# WHAT IS ASKED:
Your task is to copy each line that has the word "Writer".

Extracted records:
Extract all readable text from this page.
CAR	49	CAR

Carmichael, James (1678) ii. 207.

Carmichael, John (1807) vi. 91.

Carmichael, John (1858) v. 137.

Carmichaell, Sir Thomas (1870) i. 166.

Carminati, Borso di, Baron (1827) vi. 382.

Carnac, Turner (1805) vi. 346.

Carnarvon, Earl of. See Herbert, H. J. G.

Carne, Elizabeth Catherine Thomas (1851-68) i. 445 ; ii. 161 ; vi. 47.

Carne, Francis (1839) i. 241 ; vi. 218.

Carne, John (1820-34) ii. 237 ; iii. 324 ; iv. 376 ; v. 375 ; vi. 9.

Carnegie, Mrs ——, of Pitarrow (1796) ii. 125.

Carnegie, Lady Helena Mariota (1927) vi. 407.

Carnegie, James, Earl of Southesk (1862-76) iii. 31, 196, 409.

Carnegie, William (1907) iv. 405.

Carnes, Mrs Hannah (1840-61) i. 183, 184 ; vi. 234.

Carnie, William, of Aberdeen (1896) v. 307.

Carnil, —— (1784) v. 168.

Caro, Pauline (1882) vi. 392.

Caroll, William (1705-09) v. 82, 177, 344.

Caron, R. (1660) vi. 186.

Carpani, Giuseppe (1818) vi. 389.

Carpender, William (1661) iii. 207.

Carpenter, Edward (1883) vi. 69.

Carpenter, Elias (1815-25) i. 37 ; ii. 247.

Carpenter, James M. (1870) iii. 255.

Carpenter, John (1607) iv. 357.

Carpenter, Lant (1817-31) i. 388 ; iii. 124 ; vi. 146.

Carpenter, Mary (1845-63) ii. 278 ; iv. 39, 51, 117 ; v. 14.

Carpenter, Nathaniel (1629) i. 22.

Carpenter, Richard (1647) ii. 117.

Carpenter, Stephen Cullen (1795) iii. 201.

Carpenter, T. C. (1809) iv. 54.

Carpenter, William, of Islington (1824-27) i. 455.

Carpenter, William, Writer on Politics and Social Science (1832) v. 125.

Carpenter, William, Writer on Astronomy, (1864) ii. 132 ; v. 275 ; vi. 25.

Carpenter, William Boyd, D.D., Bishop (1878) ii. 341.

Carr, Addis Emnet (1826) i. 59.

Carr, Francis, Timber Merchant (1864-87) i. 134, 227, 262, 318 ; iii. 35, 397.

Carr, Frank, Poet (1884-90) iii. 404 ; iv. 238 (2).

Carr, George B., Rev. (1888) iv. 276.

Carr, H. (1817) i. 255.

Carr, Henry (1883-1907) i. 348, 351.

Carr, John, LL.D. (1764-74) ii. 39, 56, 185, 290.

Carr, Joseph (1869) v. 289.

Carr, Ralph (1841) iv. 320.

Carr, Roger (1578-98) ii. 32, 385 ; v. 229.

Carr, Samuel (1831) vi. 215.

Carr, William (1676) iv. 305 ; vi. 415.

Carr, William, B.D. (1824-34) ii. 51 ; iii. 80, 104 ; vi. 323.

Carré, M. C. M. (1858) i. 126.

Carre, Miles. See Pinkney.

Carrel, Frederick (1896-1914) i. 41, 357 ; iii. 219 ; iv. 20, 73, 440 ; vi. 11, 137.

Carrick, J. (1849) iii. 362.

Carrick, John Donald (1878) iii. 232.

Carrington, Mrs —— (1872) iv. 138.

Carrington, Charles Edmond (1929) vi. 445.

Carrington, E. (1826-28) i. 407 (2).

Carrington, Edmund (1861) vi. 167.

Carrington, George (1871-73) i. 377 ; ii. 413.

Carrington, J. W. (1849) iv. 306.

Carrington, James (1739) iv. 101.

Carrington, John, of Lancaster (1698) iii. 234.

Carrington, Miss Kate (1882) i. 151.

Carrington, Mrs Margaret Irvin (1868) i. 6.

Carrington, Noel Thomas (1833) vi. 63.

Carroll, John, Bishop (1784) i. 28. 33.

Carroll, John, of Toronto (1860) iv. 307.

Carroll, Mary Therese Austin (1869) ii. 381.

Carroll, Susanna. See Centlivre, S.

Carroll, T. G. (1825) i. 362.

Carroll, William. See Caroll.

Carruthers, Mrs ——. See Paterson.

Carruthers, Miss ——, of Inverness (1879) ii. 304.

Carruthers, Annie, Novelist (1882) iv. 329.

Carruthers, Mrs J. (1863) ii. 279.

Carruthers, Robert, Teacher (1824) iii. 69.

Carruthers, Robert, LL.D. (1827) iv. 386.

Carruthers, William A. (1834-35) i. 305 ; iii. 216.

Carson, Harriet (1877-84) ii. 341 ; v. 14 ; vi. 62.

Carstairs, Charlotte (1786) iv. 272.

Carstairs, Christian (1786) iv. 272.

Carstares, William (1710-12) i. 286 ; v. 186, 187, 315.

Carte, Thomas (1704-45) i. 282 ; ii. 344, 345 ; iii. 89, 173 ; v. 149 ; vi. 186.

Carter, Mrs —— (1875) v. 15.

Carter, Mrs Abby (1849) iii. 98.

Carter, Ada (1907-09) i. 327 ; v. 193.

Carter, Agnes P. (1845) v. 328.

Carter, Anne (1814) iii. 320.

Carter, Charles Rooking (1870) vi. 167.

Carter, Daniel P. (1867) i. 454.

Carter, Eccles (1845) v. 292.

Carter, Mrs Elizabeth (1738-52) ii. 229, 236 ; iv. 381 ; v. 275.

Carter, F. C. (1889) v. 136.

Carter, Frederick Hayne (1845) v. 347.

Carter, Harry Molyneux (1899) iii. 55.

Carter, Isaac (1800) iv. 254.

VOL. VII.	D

* * *

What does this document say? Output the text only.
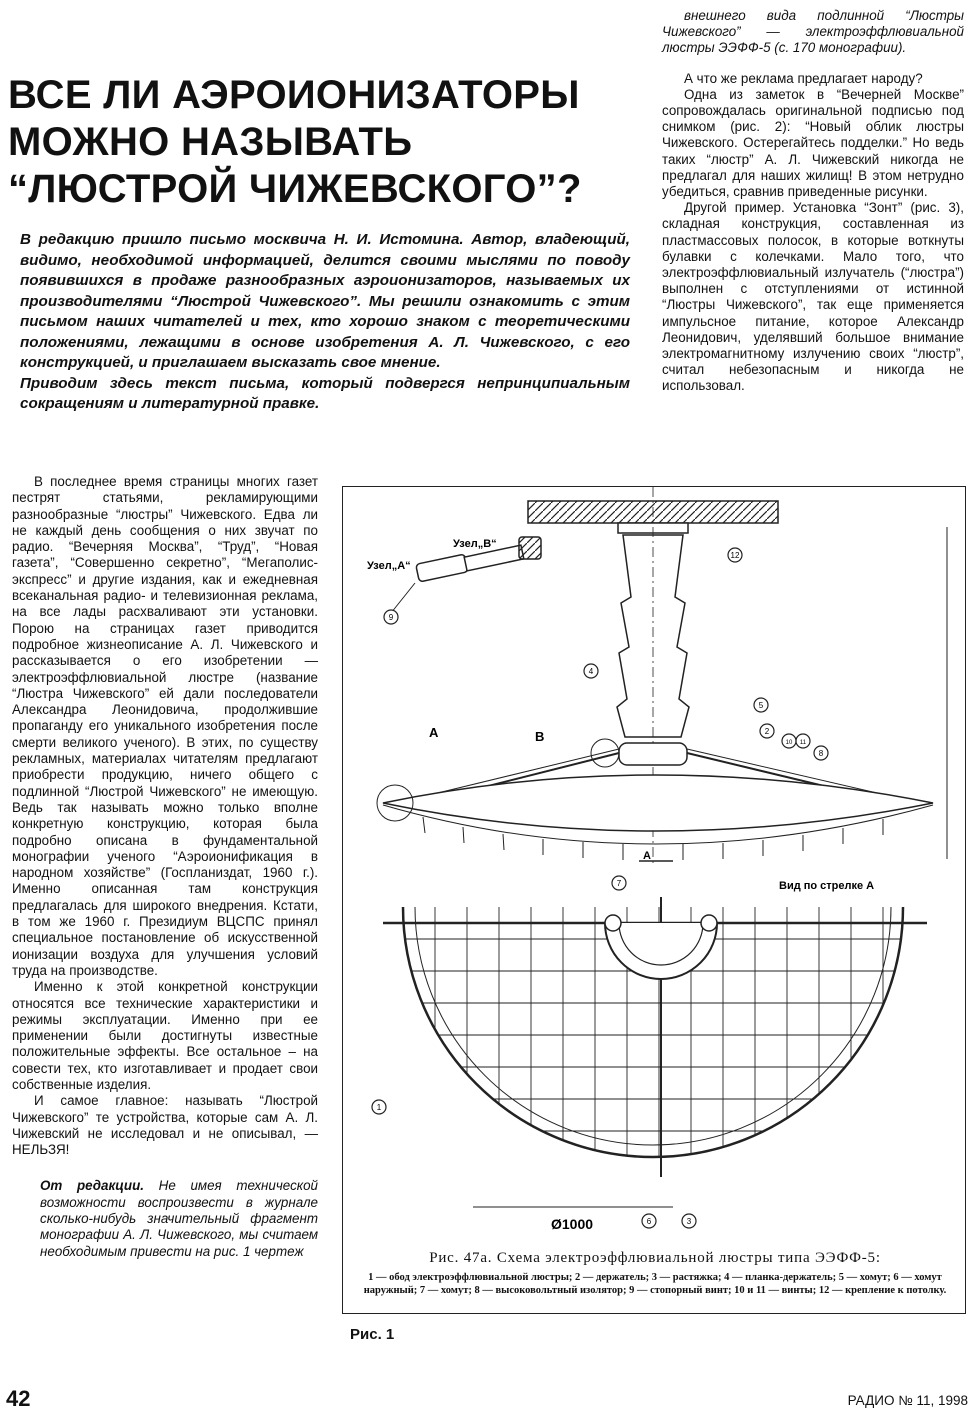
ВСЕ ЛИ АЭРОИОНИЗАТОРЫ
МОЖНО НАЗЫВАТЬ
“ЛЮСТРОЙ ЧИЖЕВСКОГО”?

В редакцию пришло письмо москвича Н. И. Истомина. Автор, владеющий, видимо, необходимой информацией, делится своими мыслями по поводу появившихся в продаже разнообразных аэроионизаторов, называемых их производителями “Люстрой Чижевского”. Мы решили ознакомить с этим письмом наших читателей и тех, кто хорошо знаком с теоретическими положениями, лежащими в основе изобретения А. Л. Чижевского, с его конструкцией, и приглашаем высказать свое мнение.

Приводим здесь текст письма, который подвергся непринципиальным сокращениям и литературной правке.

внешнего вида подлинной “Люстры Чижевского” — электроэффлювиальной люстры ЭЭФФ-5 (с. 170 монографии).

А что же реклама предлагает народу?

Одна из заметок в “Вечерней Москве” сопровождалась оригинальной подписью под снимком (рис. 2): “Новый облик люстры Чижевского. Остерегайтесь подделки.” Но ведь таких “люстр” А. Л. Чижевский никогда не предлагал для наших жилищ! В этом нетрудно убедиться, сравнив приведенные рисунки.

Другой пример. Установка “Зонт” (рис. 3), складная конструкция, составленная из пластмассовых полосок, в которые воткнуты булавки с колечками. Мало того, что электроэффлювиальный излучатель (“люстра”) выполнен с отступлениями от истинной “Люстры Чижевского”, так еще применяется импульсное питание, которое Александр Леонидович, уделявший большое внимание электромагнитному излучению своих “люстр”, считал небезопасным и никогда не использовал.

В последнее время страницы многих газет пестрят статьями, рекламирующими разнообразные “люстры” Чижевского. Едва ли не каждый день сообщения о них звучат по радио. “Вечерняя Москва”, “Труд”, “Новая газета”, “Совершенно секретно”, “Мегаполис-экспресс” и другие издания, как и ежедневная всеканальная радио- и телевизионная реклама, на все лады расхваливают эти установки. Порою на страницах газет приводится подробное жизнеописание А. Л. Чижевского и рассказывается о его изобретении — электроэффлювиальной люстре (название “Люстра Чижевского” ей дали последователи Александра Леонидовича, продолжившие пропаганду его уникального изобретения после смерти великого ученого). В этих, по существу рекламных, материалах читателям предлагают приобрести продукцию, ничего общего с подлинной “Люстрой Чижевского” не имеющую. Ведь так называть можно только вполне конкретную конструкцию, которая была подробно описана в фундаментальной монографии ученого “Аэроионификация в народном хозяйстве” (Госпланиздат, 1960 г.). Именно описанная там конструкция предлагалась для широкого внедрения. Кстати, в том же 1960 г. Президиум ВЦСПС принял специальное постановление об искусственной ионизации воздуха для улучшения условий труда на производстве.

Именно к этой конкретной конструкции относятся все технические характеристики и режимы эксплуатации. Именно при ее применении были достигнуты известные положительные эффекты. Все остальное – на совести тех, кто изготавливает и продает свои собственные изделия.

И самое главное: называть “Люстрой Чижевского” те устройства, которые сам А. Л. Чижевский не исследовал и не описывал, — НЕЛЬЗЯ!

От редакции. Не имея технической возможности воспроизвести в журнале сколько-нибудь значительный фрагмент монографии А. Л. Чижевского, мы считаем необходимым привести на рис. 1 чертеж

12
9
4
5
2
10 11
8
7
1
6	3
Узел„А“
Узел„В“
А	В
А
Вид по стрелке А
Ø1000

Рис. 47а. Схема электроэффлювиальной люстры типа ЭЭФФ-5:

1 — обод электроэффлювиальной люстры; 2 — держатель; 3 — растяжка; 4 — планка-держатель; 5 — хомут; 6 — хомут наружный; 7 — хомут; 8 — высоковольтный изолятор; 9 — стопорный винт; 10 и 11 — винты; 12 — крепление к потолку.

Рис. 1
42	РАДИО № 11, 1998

# RESULT BELOW:
Carpenter, William, Writer on Politics and Social Science (1832) v. 125.
Carpenter, William, Writer on Astronomy, (1864) ii. 132 ; v. 275 ; vi. 25.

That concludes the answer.